◆ WRITTEN PROBLEM ◆
Every line with the word "mode" in it should be extracted from the data that follows.

........

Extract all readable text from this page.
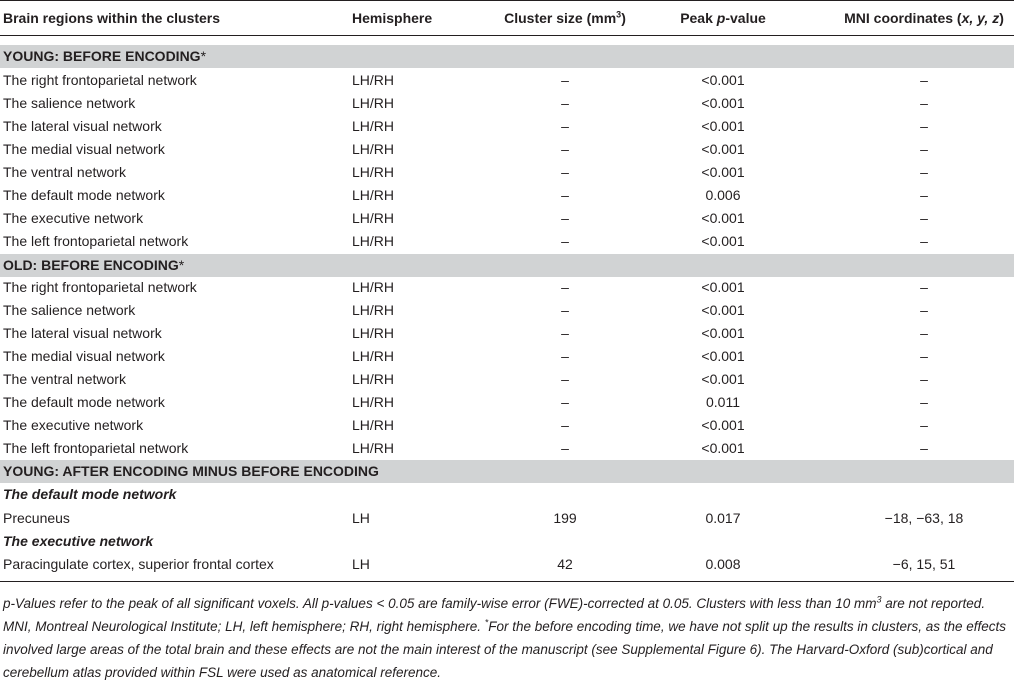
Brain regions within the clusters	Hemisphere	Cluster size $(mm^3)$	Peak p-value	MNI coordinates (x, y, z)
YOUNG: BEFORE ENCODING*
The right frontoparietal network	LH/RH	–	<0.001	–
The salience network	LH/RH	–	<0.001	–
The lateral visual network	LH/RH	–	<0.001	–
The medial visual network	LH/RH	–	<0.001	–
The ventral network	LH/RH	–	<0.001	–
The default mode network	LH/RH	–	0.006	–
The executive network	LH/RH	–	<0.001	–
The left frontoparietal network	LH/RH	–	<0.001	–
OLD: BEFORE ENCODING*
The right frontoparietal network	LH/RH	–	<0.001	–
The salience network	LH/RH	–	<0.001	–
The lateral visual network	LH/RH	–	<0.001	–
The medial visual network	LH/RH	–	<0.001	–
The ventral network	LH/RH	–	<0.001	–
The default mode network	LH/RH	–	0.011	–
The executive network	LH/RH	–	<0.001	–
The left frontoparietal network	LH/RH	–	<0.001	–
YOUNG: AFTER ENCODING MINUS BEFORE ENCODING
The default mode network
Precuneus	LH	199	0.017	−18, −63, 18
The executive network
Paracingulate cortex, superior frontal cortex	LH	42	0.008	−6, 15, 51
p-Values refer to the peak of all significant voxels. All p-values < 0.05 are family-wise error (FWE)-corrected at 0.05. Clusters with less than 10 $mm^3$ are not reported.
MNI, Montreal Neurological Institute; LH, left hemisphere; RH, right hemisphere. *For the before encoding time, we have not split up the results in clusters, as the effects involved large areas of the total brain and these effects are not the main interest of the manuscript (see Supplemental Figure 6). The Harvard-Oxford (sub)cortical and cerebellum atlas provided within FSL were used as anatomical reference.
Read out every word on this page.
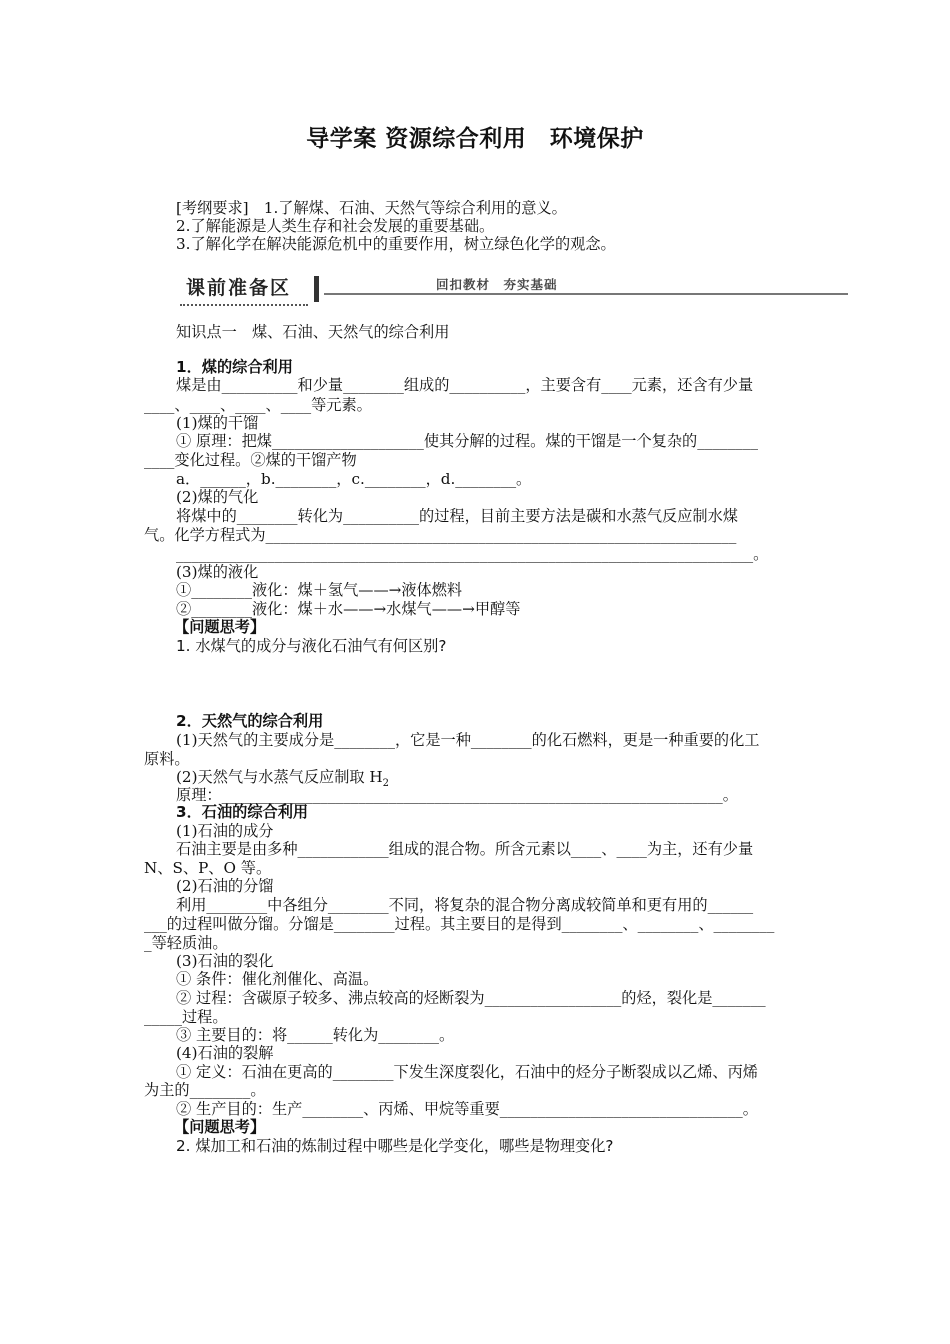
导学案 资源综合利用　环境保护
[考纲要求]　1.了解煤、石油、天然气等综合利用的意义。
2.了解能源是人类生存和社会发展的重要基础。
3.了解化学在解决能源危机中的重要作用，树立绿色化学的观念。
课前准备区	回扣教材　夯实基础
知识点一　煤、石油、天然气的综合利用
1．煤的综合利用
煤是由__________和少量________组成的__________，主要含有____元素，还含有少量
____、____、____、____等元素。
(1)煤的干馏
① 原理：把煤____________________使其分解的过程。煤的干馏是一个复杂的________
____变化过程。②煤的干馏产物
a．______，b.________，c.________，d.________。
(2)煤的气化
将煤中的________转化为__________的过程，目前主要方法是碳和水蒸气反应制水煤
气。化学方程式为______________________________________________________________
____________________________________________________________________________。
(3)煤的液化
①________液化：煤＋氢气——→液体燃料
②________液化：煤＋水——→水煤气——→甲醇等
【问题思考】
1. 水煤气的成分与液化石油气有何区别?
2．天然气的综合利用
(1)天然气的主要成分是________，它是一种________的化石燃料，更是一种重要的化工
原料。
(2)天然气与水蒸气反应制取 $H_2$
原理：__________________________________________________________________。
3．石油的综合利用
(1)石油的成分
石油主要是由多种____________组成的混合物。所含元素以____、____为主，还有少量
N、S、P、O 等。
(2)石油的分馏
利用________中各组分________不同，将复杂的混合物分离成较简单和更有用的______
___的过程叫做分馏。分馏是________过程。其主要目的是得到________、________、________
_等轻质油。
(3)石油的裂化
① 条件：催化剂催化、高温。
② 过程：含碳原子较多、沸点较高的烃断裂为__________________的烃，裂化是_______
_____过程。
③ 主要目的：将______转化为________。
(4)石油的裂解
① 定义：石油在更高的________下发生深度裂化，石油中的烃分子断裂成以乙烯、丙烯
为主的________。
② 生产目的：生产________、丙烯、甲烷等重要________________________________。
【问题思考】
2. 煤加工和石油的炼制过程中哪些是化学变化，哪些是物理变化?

........

◆ RESULT BELOW ◆
The default mode network	LH/RH	–	0.006	–
The default mode network	LH/RH	–	0.011	–
The default mode network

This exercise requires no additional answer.